- Do this:
Copy every line from the records below that holds the word "Trim".

# # #

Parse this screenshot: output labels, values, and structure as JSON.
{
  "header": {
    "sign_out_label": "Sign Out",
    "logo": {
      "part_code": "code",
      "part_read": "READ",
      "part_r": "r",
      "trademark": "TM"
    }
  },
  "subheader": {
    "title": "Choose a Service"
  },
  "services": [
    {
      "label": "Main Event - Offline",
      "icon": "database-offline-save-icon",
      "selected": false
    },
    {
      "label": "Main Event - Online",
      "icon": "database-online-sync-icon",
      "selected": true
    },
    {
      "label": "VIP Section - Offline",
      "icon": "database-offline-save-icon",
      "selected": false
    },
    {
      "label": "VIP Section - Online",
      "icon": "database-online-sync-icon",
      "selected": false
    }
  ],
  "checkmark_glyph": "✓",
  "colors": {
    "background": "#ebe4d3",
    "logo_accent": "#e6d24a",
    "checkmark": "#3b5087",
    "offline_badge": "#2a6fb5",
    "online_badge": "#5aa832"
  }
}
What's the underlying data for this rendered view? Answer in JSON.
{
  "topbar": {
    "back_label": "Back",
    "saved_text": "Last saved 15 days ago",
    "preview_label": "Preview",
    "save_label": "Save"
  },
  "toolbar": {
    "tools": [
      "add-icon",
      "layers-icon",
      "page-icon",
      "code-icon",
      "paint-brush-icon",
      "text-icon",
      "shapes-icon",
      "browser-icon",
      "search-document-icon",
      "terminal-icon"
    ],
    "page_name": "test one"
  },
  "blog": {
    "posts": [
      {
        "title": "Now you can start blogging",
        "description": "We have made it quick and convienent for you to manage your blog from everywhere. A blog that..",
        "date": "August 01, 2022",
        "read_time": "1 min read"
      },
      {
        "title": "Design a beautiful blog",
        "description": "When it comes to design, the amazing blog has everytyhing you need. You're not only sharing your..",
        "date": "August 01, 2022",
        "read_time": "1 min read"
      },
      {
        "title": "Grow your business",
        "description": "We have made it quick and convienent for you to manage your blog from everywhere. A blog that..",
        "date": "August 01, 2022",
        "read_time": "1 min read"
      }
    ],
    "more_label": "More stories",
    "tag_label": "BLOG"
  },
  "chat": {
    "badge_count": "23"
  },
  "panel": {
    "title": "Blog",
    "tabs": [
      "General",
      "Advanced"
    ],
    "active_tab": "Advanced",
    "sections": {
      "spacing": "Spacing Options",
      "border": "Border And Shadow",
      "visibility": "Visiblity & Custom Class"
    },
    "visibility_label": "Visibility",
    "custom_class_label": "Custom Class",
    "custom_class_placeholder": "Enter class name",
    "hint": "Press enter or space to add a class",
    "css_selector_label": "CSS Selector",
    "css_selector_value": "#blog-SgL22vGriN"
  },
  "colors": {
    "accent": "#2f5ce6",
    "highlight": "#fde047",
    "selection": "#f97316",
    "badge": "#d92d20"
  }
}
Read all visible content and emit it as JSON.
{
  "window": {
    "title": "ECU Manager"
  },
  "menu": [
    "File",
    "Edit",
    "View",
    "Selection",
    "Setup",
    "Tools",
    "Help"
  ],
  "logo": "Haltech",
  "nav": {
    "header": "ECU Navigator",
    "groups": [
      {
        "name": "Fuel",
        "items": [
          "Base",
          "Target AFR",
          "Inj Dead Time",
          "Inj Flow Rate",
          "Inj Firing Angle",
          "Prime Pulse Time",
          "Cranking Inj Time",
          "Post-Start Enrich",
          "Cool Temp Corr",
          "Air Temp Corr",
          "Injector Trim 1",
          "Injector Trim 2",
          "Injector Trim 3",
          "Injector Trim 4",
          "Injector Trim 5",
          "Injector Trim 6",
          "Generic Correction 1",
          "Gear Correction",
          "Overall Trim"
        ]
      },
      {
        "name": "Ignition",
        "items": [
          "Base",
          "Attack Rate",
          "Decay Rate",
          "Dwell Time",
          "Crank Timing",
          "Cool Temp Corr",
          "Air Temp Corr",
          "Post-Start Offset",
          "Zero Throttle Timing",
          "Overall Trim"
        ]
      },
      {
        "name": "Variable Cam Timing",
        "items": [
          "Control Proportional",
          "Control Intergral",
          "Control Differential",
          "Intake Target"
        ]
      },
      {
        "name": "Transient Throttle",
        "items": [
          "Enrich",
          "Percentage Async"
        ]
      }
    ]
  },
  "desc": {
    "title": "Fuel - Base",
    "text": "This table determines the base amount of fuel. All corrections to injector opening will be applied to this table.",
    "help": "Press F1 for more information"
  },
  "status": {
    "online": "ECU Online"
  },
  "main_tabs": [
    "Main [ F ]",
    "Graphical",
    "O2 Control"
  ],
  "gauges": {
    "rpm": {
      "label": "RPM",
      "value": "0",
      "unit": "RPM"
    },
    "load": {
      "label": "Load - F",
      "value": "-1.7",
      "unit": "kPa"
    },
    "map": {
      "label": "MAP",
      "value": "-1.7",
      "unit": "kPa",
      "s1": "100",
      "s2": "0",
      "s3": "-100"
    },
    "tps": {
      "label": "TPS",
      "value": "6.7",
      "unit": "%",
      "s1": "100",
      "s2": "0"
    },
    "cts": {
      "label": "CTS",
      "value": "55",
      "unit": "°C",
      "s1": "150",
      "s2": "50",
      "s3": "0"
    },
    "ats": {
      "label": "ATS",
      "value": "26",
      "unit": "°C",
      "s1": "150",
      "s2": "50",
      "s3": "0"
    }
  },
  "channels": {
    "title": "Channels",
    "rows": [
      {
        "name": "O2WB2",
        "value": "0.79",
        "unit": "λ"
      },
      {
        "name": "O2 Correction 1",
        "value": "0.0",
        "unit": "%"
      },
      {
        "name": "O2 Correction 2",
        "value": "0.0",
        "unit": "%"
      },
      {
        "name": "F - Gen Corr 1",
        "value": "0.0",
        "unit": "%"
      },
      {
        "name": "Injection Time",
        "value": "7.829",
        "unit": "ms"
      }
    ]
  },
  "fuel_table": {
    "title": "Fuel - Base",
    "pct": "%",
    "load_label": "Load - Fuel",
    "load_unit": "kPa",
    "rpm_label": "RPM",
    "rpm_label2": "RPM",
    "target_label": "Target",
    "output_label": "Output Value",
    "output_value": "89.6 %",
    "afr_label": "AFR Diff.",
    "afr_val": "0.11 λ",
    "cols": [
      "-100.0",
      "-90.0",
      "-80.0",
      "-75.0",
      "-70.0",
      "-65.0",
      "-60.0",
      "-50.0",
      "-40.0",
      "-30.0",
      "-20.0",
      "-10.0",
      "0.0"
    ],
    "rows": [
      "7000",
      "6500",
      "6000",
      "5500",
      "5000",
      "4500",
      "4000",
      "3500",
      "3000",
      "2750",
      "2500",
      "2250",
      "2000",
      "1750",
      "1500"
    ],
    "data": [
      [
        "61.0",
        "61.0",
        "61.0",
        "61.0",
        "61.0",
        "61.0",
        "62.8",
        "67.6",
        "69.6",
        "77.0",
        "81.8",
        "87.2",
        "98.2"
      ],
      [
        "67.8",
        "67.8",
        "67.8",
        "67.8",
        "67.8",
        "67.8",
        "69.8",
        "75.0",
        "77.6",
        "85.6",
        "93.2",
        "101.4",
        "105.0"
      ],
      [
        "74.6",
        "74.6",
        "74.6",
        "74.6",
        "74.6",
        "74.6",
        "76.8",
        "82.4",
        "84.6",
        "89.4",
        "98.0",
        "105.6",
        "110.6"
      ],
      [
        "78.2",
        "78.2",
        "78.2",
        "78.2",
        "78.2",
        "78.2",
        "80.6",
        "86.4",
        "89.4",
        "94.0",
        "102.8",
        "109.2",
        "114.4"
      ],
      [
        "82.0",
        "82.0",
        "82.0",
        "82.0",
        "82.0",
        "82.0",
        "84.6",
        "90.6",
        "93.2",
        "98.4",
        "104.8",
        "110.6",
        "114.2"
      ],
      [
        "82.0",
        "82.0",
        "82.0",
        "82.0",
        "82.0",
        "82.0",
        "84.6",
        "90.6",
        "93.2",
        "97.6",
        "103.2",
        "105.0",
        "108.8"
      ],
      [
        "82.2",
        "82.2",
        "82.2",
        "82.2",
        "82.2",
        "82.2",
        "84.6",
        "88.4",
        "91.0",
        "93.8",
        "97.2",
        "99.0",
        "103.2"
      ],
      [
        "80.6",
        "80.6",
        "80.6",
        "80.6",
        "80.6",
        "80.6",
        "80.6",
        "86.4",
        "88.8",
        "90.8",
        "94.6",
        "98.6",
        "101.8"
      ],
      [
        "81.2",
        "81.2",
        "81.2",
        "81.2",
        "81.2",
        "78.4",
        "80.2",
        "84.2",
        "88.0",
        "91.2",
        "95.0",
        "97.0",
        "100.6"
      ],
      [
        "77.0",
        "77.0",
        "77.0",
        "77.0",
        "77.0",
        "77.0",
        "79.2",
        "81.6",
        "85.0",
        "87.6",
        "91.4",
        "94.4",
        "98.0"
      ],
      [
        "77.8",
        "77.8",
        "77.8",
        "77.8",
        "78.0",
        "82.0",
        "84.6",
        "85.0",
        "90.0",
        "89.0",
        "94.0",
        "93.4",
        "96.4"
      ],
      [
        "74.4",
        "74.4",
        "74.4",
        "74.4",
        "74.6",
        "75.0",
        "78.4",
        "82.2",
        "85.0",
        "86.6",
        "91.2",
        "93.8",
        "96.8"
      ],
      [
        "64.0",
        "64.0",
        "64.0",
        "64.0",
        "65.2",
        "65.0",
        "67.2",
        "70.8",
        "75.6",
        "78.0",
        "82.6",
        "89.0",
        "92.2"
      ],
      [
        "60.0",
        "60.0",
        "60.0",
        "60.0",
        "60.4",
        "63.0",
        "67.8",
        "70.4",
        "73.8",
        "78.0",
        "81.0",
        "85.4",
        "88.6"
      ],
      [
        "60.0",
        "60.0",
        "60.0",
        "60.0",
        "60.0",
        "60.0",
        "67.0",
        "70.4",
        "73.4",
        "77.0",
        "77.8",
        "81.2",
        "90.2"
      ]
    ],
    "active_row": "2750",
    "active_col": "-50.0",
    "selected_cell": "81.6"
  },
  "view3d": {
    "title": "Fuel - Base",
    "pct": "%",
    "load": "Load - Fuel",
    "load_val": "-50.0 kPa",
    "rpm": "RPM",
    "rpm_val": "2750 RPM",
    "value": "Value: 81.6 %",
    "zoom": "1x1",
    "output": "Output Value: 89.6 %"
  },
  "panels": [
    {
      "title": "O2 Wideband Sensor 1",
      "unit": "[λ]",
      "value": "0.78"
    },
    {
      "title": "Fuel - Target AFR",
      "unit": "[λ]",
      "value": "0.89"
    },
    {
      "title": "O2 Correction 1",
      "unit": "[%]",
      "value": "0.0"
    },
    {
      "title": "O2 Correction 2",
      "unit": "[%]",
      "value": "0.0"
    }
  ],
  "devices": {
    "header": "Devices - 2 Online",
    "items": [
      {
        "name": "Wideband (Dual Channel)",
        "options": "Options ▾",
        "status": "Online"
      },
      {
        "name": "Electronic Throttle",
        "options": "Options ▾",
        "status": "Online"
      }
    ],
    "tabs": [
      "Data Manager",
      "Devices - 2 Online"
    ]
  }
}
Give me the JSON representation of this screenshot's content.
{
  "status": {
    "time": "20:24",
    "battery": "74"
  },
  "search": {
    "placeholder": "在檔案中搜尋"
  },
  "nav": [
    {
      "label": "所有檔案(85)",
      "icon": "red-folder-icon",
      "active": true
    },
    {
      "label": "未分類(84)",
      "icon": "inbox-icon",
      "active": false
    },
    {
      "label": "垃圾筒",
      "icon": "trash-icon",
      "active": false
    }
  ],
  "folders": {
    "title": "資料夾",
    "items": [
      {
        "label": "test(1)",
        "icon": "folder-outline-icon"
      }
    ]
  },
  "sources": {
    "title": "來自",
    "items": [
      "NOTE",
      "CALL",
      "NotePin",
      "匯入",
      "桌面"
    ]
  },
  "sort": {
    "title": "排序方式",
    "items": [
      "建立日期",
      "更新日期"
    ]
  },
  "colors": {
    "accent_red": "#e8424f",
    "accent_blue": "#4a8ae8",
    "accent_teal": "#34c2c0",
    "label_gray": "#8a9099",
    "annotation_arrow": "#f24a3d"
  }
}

# # #

- The solution:
          "Injector Trim 1",
          "Injector Trim 2",
          "Injector Trim 3",
          "Injector Trim 4",
          "Injector Trim 5",
          "Injector Trim 6",
          "Overall Trim"
          "Overall Trim"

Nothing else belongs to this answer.